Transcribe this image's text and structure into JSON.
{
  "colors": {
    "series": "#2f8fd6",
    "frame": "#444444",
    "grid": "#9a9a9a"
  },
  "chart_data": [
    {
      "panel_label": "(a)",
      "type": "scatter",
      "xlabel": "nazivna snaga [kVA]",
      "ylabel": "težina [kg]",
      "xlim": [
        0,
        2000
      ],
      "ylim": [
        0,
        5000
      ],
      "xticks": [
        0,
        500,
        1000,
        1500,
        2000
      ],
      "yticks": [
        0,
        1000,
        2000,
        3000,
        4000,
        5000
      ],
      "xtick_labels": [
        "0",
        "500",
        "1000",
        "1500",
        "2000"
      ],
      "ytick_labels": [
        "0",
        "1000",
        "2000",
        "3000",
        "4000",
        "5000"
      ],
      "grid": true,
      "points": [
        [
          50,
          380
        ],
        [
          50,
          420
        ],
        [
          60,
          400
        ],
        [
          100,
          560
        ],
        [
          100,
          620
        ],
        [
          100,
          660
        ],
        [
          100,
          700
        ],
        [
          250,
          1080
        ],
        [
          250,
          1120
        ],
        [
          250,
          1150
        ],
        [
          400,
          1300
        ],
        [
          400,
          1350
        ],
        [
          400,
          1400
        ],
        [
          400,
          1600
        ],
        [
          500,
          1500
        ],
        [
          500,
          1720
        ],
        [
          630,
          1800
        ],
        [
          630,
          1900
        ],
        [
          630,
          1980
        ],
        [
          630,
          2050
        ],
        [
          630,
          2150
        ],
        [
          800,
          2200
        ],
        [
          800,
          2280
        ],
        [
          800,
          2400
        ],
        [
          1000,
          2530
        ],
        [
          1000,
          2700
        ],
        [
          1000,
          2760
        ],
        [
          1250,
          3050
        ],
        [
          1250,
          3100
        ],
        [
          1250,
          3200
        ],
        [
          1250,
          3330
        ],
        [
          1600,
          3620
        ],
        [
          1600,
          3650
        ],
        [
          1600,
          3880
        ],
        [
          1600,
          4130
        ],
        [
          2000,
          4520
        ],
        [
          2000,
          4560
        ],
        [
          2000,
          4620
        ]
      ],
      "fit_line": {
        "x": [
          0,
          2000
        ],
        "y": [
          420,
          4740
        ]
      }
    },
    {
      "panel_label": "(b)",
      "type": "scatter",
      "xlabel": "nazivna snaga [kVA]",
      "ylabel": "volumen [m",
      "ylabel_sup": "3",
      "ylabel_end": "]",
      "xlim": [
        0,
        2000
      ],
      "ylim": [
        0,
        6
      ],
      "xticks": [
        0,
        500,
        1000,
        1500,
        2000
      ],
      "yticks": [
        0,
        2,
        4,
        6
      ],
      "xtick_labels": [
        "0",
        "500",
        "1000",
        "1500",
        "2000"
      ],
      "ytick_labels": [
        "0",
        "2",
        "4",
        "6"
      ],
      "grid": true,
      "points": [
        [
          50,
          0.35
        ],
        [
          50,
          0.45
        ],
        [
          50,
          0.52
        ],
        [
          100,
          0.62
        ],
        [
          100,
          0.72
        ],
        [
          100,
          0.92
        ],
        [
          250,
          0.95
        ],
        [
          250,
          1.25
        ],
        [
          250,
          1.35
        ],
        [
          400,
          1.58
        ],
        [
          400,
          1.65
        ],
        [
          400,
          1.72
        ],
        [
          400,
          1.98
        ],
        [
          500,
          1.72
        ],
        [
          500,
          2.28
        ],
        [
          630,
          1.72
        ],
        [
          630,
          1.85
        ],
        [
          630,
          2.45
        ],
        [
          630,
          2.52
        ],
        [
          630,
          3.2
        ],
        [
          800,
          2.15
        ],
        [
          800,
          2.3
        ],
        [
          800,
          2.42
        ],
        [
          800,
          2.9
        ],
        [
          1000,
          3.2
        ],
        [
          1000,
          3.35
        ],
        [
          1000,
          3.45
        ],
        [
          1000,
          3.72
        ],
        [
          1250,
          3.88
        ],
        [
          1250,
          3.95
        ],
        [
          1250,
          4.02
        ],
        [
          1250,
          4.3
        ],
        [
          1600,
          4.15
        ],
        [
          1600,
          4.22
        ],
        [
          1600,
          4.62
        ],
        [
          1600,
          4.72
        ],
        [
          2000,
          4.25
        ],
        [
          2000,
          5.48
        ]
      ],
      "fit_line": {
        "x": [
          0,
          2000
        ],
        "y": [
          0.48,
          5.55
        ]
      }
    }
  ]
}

────────

Brief: Repeat each record exactly. Omit nothing.

Task answer:
Transcribe this image's text and structure into JSON.
{
  "colors": {
    "series": "#2f8fd6",
    "frame": "#444444",
    "grid": "#9a9a9a"
  },
  "chart_data": [
    {
      "panel_label": "(a)",
      "type": "scatter",
      "xlabel": "nazivna snaga [kVA]",
      "ylabel": "težina [kg]",
      "xlim": [
        0,
        2000
      ],
      "ylim": [
        0,
        5000
      ],
      "xticks": [
        0,
        500,
        1000,
        1500,
        2000
      ],
      "yticks": [
        0,
        1000,
        2000,
        3000,
        4000,
        5000
      ],
      "xtick_labels": [
        "0",
        "500",
        "1000",
        "1500",
        "2000"
      ],
      "ytick_labels": [
        "0",
        "1000",
        "2000",
        "3000",
        "4000",
        "5000"
      ],
      "grid": true,
      "points": [
        [
          50,
          380
        ],
        [
          50,
          420
        ],
        [
          60,
          400
        ],
        [
          100,
          560
        ],
        [
          100,
          620
        ],
        [
          100,
          660
        ],
        [
          100,
          700
        ],
        [
          250,
          1080
        ],
        [
          250,
          1120
        ],
        [
          250,
          1150
        ],
        [
          400,
          1300
        ],
        [
          400,
          1350
        ],
        [
          400,
          1400
        ],
        [
          400,
          1600
        ],
        [
          500,
          1500
        ],
        [
          500,
          1720
        ],
        [
          630,
          1800
        ],
        [
          630,
          1900
        ],
        [
          630,
          1980
        ],
        [
          630,
          2050
        ],
        [
          630,
          2150
        ],
        [
          800,
          2200
        ],
        [
          800,
          2280
        ],
        [
          800,
          2400
        ],
        [
          1000,
          2530
        ],
        [
          1000,
          2700
        ],
        [
          1000,
          2760
        ],
        [
          1250,
          3050
        ],
        [
          1250,
          3100
        ],
        [
          1250,
          3200
        ],
        [
          1250,
          3330
        ],
        [
          1600,
          3620
        ],
        [
          1600,
          3650
        ],
        [
          1600,
          3880
        ],
        [
          1600,
          4130
        ],
        [
          2000,
          4520
        ],
        [
          2000,
          4560
        ],
        [
          2000,
          4620
        ]
      ],
      "fit_line": {
        "x": [
          0,
          2000
        ],
        "y": [
          420,
          4740
        ]
      }
    },
    {
      "panel_label": "(b)",
      "type": "scatter",
      "xlabel": "nazivna snaga [kVA]",
      "ylabel": "volumen [m",
      "ylabel_sup": "3",
      "ylabel_end": "]",
      "xlim": [
        0,
        2000
      ],
      "ylim": [
        0,
        6
      ],
      "xticks": [
        0,
        500,
        1000,
        1500,
        2000
      ],
      "yticks": [
        0,
        2,
        4,
        6
      ],
      "xtick_labels": [
        "0",
        "500",
        "1000",
        "1500",
        "2000"
      ],
      "ytick_labels": [
        "0",
        "2",
        "4",
        "6"
      ],
      "grid": true,
      "points": [
        [
          50,
          0.35
        ],
        [
          50,
          0.45
        ],
        [
          50,
          0.52
        ],
        [
          100,
          0.62
        ],
        [
          100,
          0.72
        ],
        [
          100,
          0.92
        ],
        [
          250,
          0.95
        ],
        [
          250,
          1.25
        ],
        [
          250,
          1.35
        ],
        [
          400,
          1.58
        ],
        [
          400,
          1.65
        ],
        [
          400,
          1.72
        ],
        [
          400,
          1.98
        ],
        [
          500,
          1.72
        ],
        [
          500,
          2.28
        ],
        [
          630,
          1.72
        ],
        [
          630,
          1.85
        ],
        [
          630,
          2.45
        ],
        [
          630,
          2.52
        ],
        [
          630,
          3.2
        ],
        [
          800,
          2.15
        ],
        [
          800,
          2.3
        ],
        [
          800,
          2.42
        ],
        [
          800,
          2.9
        ],
        [
          1000,
          3.2
        ],
        [
          1000,
          3.35
        ],
        [
          1000,
          3.45
        ],
        [
          1000,
          3.72
        ],
        [
          1250,
          3.88
        ],
        [
          1250,
          3.95
        ],
        [
          1250,
          4.02
        ],
        [
          1250,
          4.3
        ],
        [
          1600,
          4.15
        ],
        [
          1600,
          4.22
        ],
        [
          1600,
          4.62
        ],
        [
          1600,
          4.72
        ],
        [
          2000,
          4.25
        ],
        [
          2000,
          5.48
        ]
      ],
      "fit_line": {
        "x": [
          0,
          2000
        ],
        "y": [
          0.48,
          5.55
        ]
      }
    }
  ]
}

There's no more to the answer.